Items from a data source
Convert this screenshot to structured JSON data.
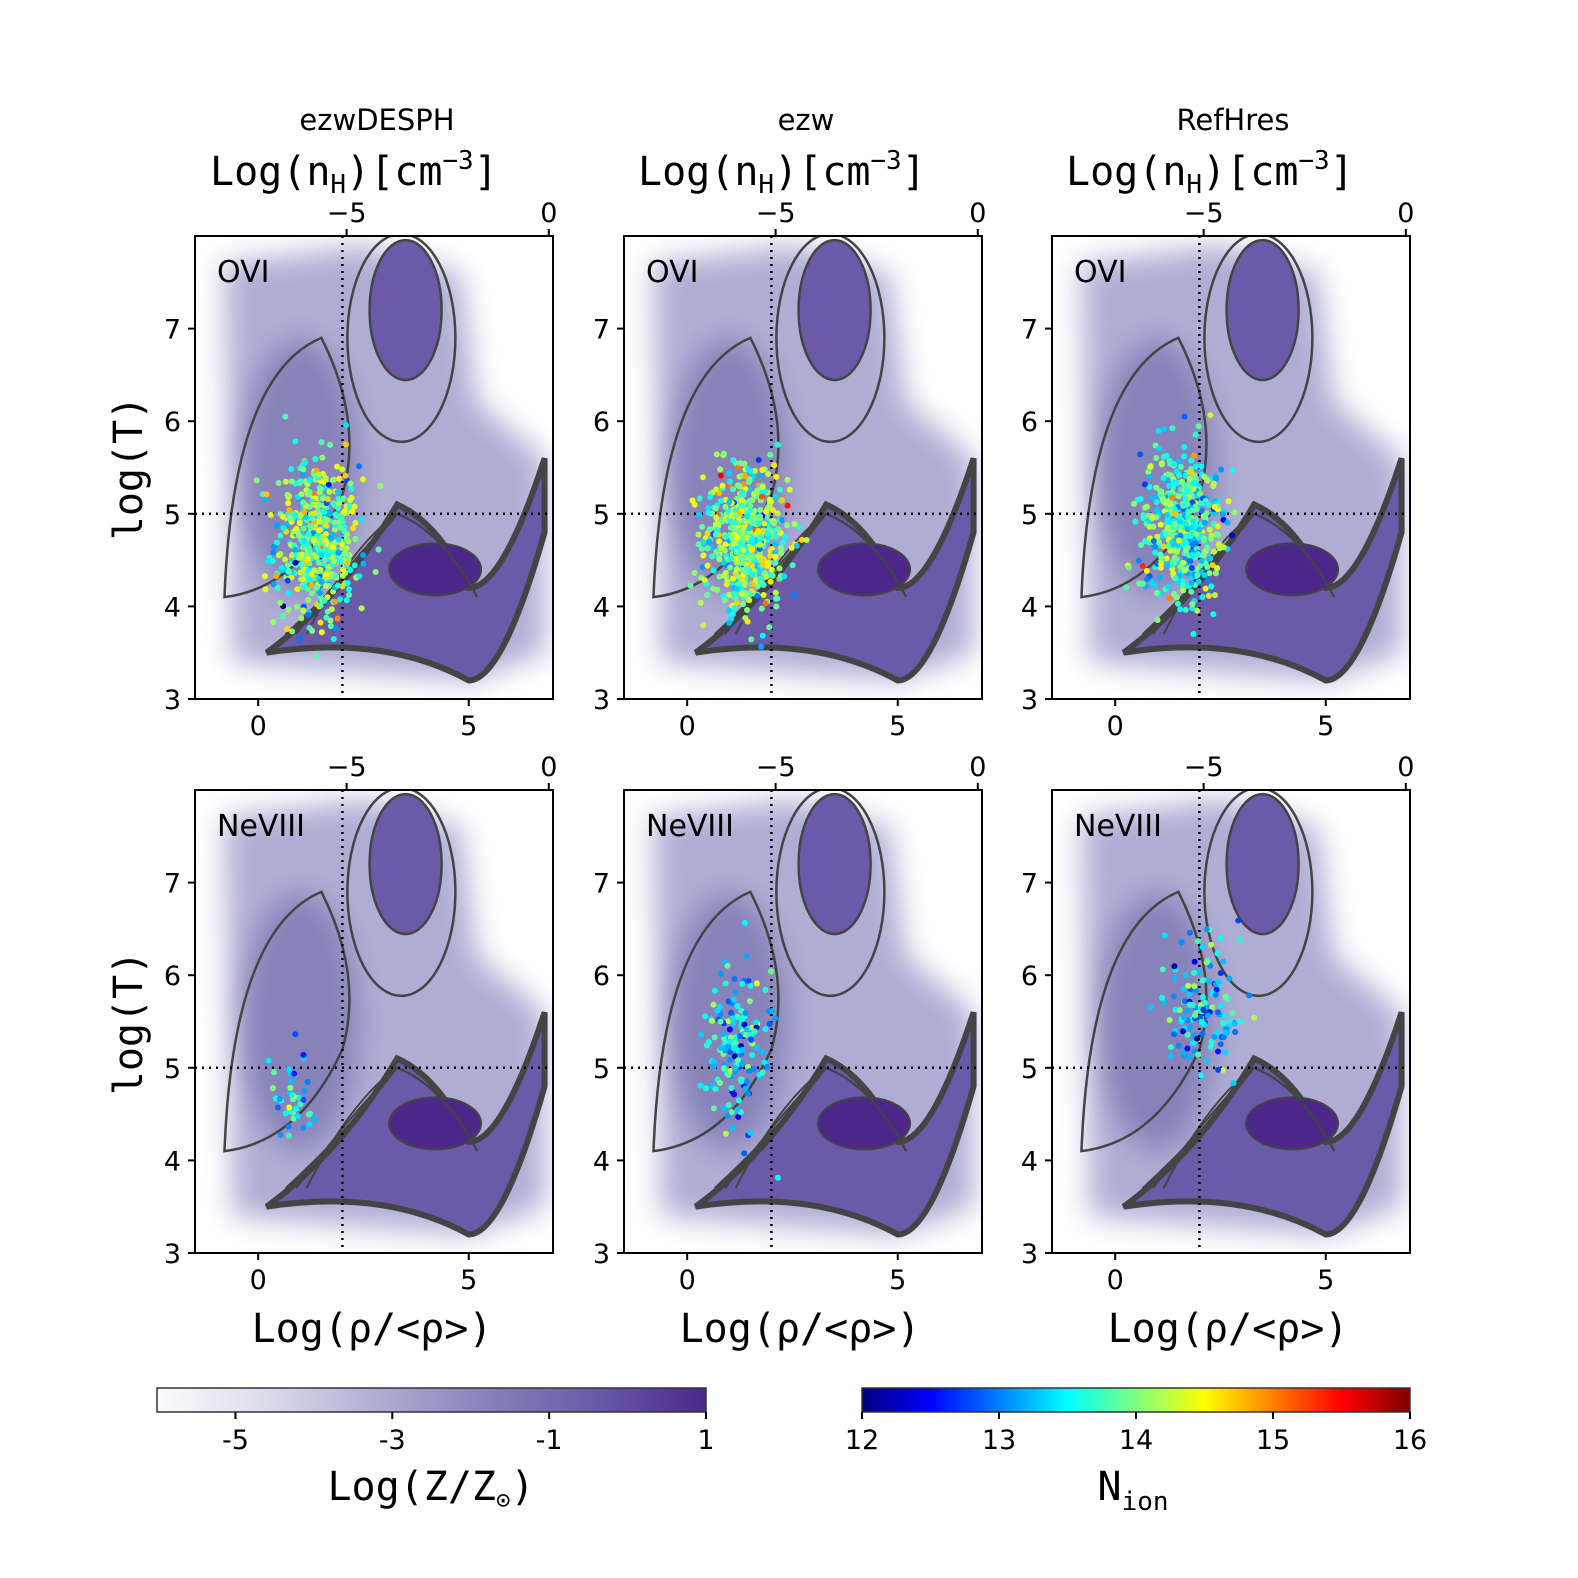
{
  "chart_data": {
    "type": "scatter",
    "columns": [
      "ezwDESPH",
      "ezw",
      "RefHres"
    ],
    "rows": [
      "OVI",
      "NeVIII"
    ],
    "xlabel": "Log(ρ/<ρ>)",
    "ylabel": "log(T)",
    "top_axis_label_main": "Log(n",
    "top_axis_label_sub": "H",
    "top_axis_label_unit": ")[cm",
    "top_axis_label_exp": "−3",
    "top_axis_label_close": "]",
    "xlim": [
      -1.5,
      7.0
    ],
    "ylim": [
      3.0,
      8.0
    ],
    "xticks": [
      {
        "v": 0,
        "label": "0"
      },
      {
        "v": 5,
        "label": "5"
      }
    ],
    "yticks": [
      {
        "v": 3,
        "label": "3"
      },
      {
        "v": 4,
        "label": "4"
      },
      {
        "v": 5,
        "label": "5"
      },
      {
        "v": 6,
        "label": "6"
      },
      {
        "v": 7,
        "label": "7"
      }
    ],
    "top_ticks": [
      {
        "v": 2.1,
        "label": "−5"
      },
      {
        "v": 6.9,
        "label": "0"
      }
    ],
    "reference_lines": {
      "log_T": 5.0,
      "log_rho": 2.0
    },
    "colorbar_metallicity": {
      "label_main": "Log(Z/Z",
      "label_sub": "⊙",
      "label_close": ")",
      "range": [
        -6,
        1
      ],
      "ticks": [
        {
          "v": -5,
          "label": "-5"
        },
        {
          "v": -3,
          "label": "-3"
        },
        {
          "v": -1,
          "label": "-1"
        },
        {
          "v": 1,
          "label": "1"
        }
      ],
      "colors": [
        "#fbfbfd",
        "#dcdbeb",
        "#b0add4",
        "#8782ba",
        "#6a5aa8",
        "#4b2889"
      ]
    },
    "colorbar_nion": {
      "label_main": "N",
      "label_sub": "ion",
      "range": [
        12,
        16
      ],
      "ticks": [
        {
          "v": 12,
          "label": "12"
        },
        {
          "v": 13,
          "label": "13"
        },
        {
          "v": 14,
          "label": "14"
        },
        {
          "v": 15,
          "label": "15"
        },
        {
          "v": 16,
          "label": "16"
        }
      ],
      "colors": [
        "#00007f",
        "#0000ff",
        "#007fff",
        "#00ffff",
        "#7fff7f",
        "#ffff00",
        "#ff7f00",
        "#ff0000",
        "#7f0000"
      ]
    },
    "panels": [
      {
        "col": 0,
        "row": 0,
        "sim": "ezwDESPH",
        "ion": "OVI",
        "scatter_center": [
          1.4,
          4.7
        ],
        "scatter_spread": [
          0.5,
          0.45
        ],
        "n_points": 520,
        "mean_nion": 13.9
      },
      {
        "col": 1,
        "row": 0,
        "sim": "ezw",
        "ion": "OVI",
        "scatter_center": [
          1.4,
          4.75
        ],
        "scatter_spread": [
          0.5,
          0.4
        ],
        "n_points": 560,
        "mean_nion": 14.0
      },
      {
        "col": 2,
        "row": 0,
        "sim": "RefHres",
        "ion": "OVI",
        "scatter_center": [
          1.6,
          4.9
        ],
        "scatter_spread": [
          0.5,
          0.4
        ],
        "n_points": 500,
        "mean_nion": 13.7
      },
      {
        "col": 0,
        "row": 1,
        "sim": "ezwDESPH",
        "ion": "NeVIII",
        "scatter_center": [
          0.9,
          4.6
        ],
        "scatter_spread": [
          0.3,
          0.3
        ],
        "n_points": 40,
        "mean_nion": 13.4
      },
      {
        "col": 1,
        "row": 1,
        "sim": "ezw",
        "ion": "NeVIII",
        "scatter_center": [
          1.2,
          5.2
        ],
        "scatter_spread": [
          0.4,
          0.45
        ],
        "n_points": 160,
        "mean_nion": 13.4
      },
      {
        "col": 2,
        "row": 1,
        "sim": "RefHres",
        "ion": "NeVIII",
        "scatter_center": [
          2.1,
          5.6
        ],
        "scatter_spread": [
          0.45,
          0.35
        ],
        "n_points": 140,
        "mean_nion": 13.3
      }
    ]
  }
}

Problem statement
Restate the whole of the material word for word without the pictures.

Answer to this problem
Convert this screenshot to structured JSON data.
{
  "chart_data": {
    "type": "scatter",
    "columns": [
      "ezwDESPH",
      "ezw",
      "RefHres"
    ],
    "rows": [
      "OVI",
      "NeVIII"
    ],
    "xlabel": "Log(ρ/<ρ>)",
    "ylabel": "log(T)",
    "top_axis_label_main": "Log(n",
    "top_axis_label_sub": "H",
    "top_axis_label_unit": ")[cm",
    "top_axis_label_exp": "−3",
    "top_axis_label_close": "]",
    "xlim": [
      -1.5,
      7.0
    ],
    "ylim": [
      3.0,
      8.0
    ],
    "xticks": [
      {
        "v": 0,
        "label": "0"
      },
      {
        "v": 5,
        "label": "5"
      }
    ],
    "yticks": [
      {
        "v": 3,
        "label": "3"
      },
      {
        "v": 4,
        "label": "4"
      },
      {
        "v": 5,
        "label": "5"
      },
      {
        "v": 6,
        "label": "6"
      },
      {
        "v": 7,
        "label": "7"
      }
    ],
    "top_ticks": [
      {
        "v": 2.1,
        "label": "−5"
      },
      {
        "v": 6.9,
        "label": "0"
      }
    ],
    "reference_lines": {
      "log_T": 5.0,
      "log_rho": 2.0
    },
    "colorbar_metallicity": {
      "label_main": "Log(Z/Z",
      "label_sub": "⊙",
      "label_close": ")",
      "range": [
        -6,
        1
      ],
      "ticks": [
        {
          "v": -5,
          "label": "-5"
        },
        {
          "v": -3,
          "label": "-3"
        },
        {
          "v": -1,
          "label": "-1"
        },
        {
          "v": 1,
          "label": "1"
        }
      ],
      "colors": [
        "#fbfbfd",
        "#dcdbeb",
        "#b0add4",
        "#8782ba",
        "#6a5aa8",
        "#4b2889"
      ]
    },
    "colorbar_nion": {
      "label_main": "N",
      "label_sub": "ion",
      "range": [
        12,
        16
      ],
      "ticks": [
        {
          "v": 12,
          "label": "12"
        },
        {
          "v": 13,
          "label": "13"
        },
        {
          "v": 14,
          "label": "14"
        },
        {
          "v": 15,
          "label": "15"
        },
        {
          "v": 16,
          "label": "16"
        }
      ],
      "colors": [
        "#00007f",
        "#0000ff",
        "#007fff",
        "#00ffff",
        "#7fff7f",
        "#ffff00",
        "#ff7f00",
        "#ff0000",
        "#7f0000"
      ]
    },
    "panels": [
      {
        "col": 0,
        "row": 0,
        "sim": "ezwDESPH",
        "ion": "OVI",
        "scatter_center": [
          1.4,
          4.7
        ],
        "scatter_spread": [
          0.5,
          0.45
        ],
        "n_points": 520,
        "mean_nion": 13.9
      },
      {
        "col": 1,
        "row": 0,
        "sim": "ezw",
        "ion": "OVI",
        "scatter_center": [
          1.4,
          4.75
        ],
        "scatter_spread": [
          0.5,
          0.4
        ],
        "n_points": 560,
        "mean_nion": 14.0
      },
      {
        "col": 2,
        "row": 0,
        "sim": "RefHres",
        "ion": "OVI",
        "scatter_center": [
          1.6,
          4.9
        ],
        "scatter_spread": [
          0.5,
          0.4
        ],
        "n_points": 500,
        "mean_nion": 13.7
      },
      {
        "col": 0,
        "row": 1,
        "sim": "ezwDESPH",
        "ion": "NeVIII",
        "scatter_center": [
          0.9,
          4.6
        ],
        "scatter_spread": [
          0.3,
          0.3
        ],
        "n_points": 40,
        "mean_nion": 13.4
      },
      {
        "col": 1,
        "row": 1,
        "sim": "ezw",
        "ion": "NeVIII",
        "scatter_center": [
          1.2,
          5.2
        ],
        "scatter_spread": [
          0.4,
          0.45
        ],
        "n_points": 160,
        "mean_nion": 13.4
      },
      {
        "col": 2,
        "row": 1,
        "sim": "RefHres",
        "ion": "NeVIII",
        "scatter_center": [
          2.1,
          5.6
        ],
        "scatter_spread": [
          0.45,
          0.35
        ],
        "n_points": 140,
        "mean_nion": 13.3
      }
    ]
  }
}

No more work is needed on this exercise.